(Recorded data)
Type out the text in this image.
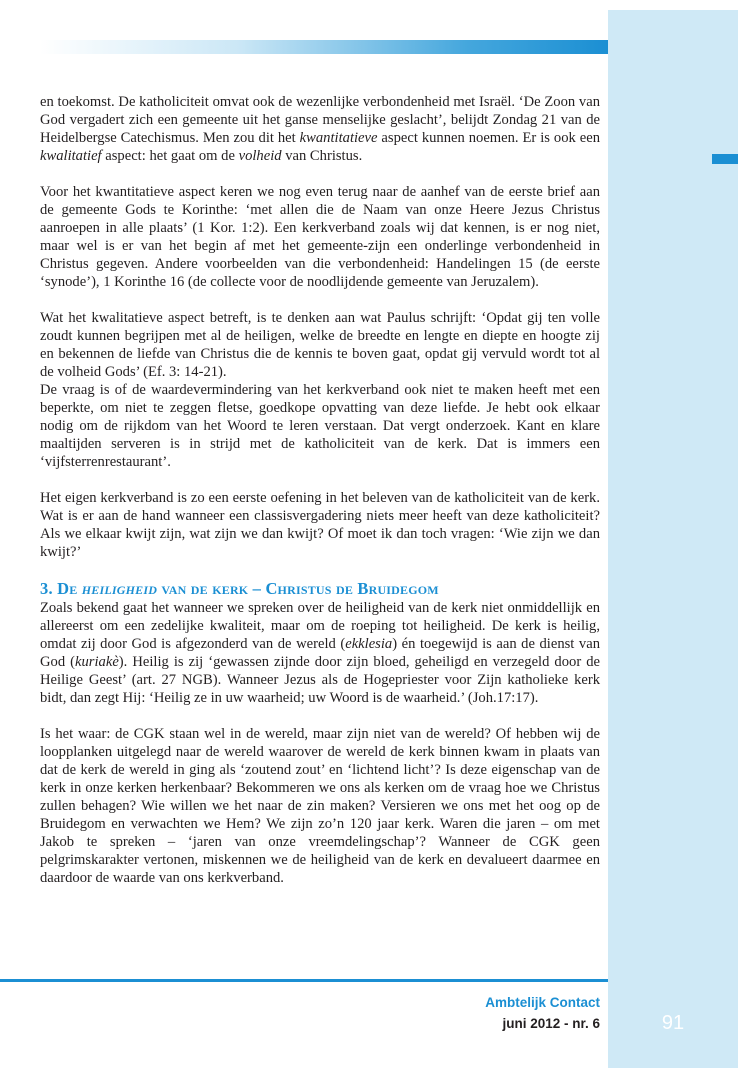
en toekomst. De katholiciteit omvat ook de wezenlijke verbondenheid met Israël. ‘De Zoon van God vergadert zich een gemeente uit het ganse menselijke geslacht’, belijdt Zondag 21 van de Heidelbergse Catechismus. Men zou dit het kwantitatieve aspect kunnen noemen. Er is ook een kwalitatief aspect: het gaat om de volheid van Christus.

Voor het kwantitatieve aspect keren we nog even terug naar de aanhef van de eerste brief aan de gemeente Gods te Korinthe: ‘met allen die de Naam van onze Heere Jezus Christus aanroepen in alle plaats’ (1 Kor. 1:2). Een kerkverband zoals wij dat kennen, is er nog niet, maar wel is er van het begin af met het gemeente-zijn een onderlinge verbondenheid in Christus gegeven. Andere voorbeelden van die verbondenheid: Handelingen 15 (de eerste ‘synode’), 1 Korinthe 16 (de collecte voor de noodlijdende gemeente van Jeruzalem).

Wat het kwalitatieve aspect betreft, is te denken aan wat Paulus schrijft: ‘Opdat gij ten volle zoudt kunnen begrijpen met al de heiligen, welke de breedte en lengte en diepte en hoogte zij en bekennen de liefde van Christus die de kennis te boven gaat, opdat gij vervuld wordt tot al de volheid Gods’ (Ef. 3: 14-21).

De vraag is of de waardevermindering van het kerkverband ook niet te maken heeft met een beperkte, om niet te zeggen fletse, goedkope opvatting van deze liefde. Je hebt ook elkaar nodig om de rijkdom van het Woord te leren verstaan. Dat vergt onderzoek. Kant en klare maaltijden serveren is in strijd met de katholiciteit van de kerk. Dat is immers een ‘vijfsterrenrestaurant’.

Het eigen kerkverband is zo een eerste oefening in het beleven van de katholiciteit van de kerk. Wat is er aan de hand wanneer een classisvergadering niets meer heeft van deze katholiciteit? Als we elkaar kwijt zijn, wat zijn we dan kwijt? Of moet ik dan toch vragen: ‘Wie zijn we dan kwijt?’

3. De heiligheid van de kerk – Christus de Bruidegom

Zoals bekend gaat het wanneer we spreken over de heiligheid van de kerk niet onmiddellijk en allereerst om een zedelijke kwaliteit, maar om de roeping tot heiligheid. De kerk is heilig, omdat zij door God is afgezonderd van de wereld (ekklesia) én toegewijd is aan de dienst van God (kuriakè). Heilig is zij ‘gewassen zijnde door zijn bloed, geheiligd en verzegeld door de Heilige Geest’ (art. 27 NGB). Wanneer Jezus als de Hogepriester voor Zijn katholieke kerk bidt, dan zegt Hij: ‘Heilig ze in uw waarheid; uw Woord is de waarheid.’ (Joh.17:17).

Is het waar: de CGK staan wel in de wereld, maar zijn niet van de wereld? Of hebben wij de loopplanken uitgelegd naar de wereld waarover de wereld de kerk binnen kwam in plaats van dat de kerk de wereld in ging als ‘zoutend zout’ en ‘lichtend licht’? Is deze eigenschap van de kerk in onze kerken herkenbaar? Bekommeren we ons als kerken om de vraag hoe we Christus zullen behagen? Wie willen we het naar de zin maken? Versieren we ons met het oog op de Bruidegom en verwachten we Hem? We zijn zo’n 120 jaar kerk. Waren die jaren – om met Jakob te spreken – ‘jaren van onze vreemdelingschap’? Wanneer de CGK geen pelgrimskarakter vertonen, miskennen we de heiligheid van de kerk en devalueert daarmee en daardoor de waarde van ons kerkverband.

Ambtelijk Contact
juni 2012 - nr. 6	91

Direction.
Go through the entries above and output them exactly, without pictures.

Correct answer.
Type out the text in this image.
en toekomst. De katholiciteit omvat ook de wezenlijke verbondenheid met Israël. ‘De Zoon van God vergadert zich een gemeente uit het ganse menselijke geslacht’, belijdt Zondag 21 van de Heidelbergse Catechismus. Men zou dit het kwantitatieve aspect kunnen noemen. Er is ook een kwalitatief aspect: het gaat om de volheid van Christus.

Voor het kwantitatieve aspect keren we nog even terug naar de aanhef van de eerste brief aan de gemeente Gods te Korinthe: ‘met allen die de Naam van onze Heere Jezus Christus aanroepen in alle plaats’ (1 Kor. 1:2). Een kerkverband zoals wij dat kennen, is er nog niet, maar wel is er van het begin af met het gemeente-zijn een onderlinge verbondenheid in Christus gegeven. Andere voorbeelden van die verbondenheid: Handelingen 15 (de eerste ‘synode’), 1 Korinthe 16 (de collecte voor de noodlijdende gemeente van Jeruzalem).

Wat het kwalitatieve aspect betreft, is te denken aan wat Paulus schrijft: ‘Opdat gij ten volle zoudt kunnen begrijpen met al de heiligen, welke de breedte en lengte en diepte en hoogte zij en bekennen de liefde van Christus die de kennis te boven gaat, opdat gij vervuld wordt tot al de volheid Gods’ (Ef. 3: 14-21).

De vraag is of de waardevermindering van het kerkverband ook niet te maken heeft met een beperkte, om niet te zeggen fletse, goedkope opvatting van deze liefde. Je hebt ook elkaar nodig om de rijkdom van het Woord te leren verstaan. Dat vergt onderzoek. Kant en klare maaltijden serveren is in strijd met de katholiciteit van de kerk. Dat is immers een ‘vijfsterrenrestaurant’.

Het eigen kerkverband is zo een eerste oefening in het beleven van de katholiciteit van de kerk. Wat is er aan de hand wanneer een classisvergadering niets meer heeft van deze katholiciteit? Als we elkaar kwijt zijn, wat zijn we dan kwijt? Of moet ik dan toch vragen: ‘Wie zijn we dan kwijt?’

3. De heiligheid van de kerk – Christus de Bruidegom

Zoals bekend gaat het wanneer we spreken over de heiligheid van de kerk niet onmiddellijk en allereerst om een zedelijke kwaliteit, maar om de roeping tot heiligheid. De kerk is heilig, omdat zij door God is afgezonderd van de wereld (ekklesia) én toegewijd is aan de dienst van God (kuriakè). Heilig is zij ‘gewassen zijnde door zijn bloed, geheiligd en verzegeld door de Heilige Geest’ (art. 27 NGB). Wanneer Jezus als de Hogepriester voor Zijn katholieke kerk bidt, dan zegt Hij: ‘Heilig ze in uw waarheid; uw Woord is de waarheid.’ (Joh.17:17).

Is het waar: de CGK staan wel in de wereld, maar zijn niet van de wereld? Of hebben wij de loopplanken uitgelegd naar de wereld waarover de wereld de kerk binnen kwam in plaats van dat de kerk de wereld in ging als ‘zoutend zout’ en ‘lichtend licht’? Is deze eigenschap van de kerk in onze kerken herkenbaar? Bekommeren we ons als kerken om de vraag hoe we Christus zullen behagen? Wie willen we het naar de zin maken? Versieren we ons met het oog op de Bruidegom en verwachten we Hem? We zijn zo’n 120 jaar kerk. Waren die jaren – om met Jakob te spreken – ‘jaren van onze vreemdelingschap’? Wanneer de CGK geen pelgrimskarakter vertonen, miskennen we de heiligheid van de kerk en devalueert daarmee en daardoor de waarde van ons kerkverband.

Ambtelijk Contact
juni 2012 - nr. 6	91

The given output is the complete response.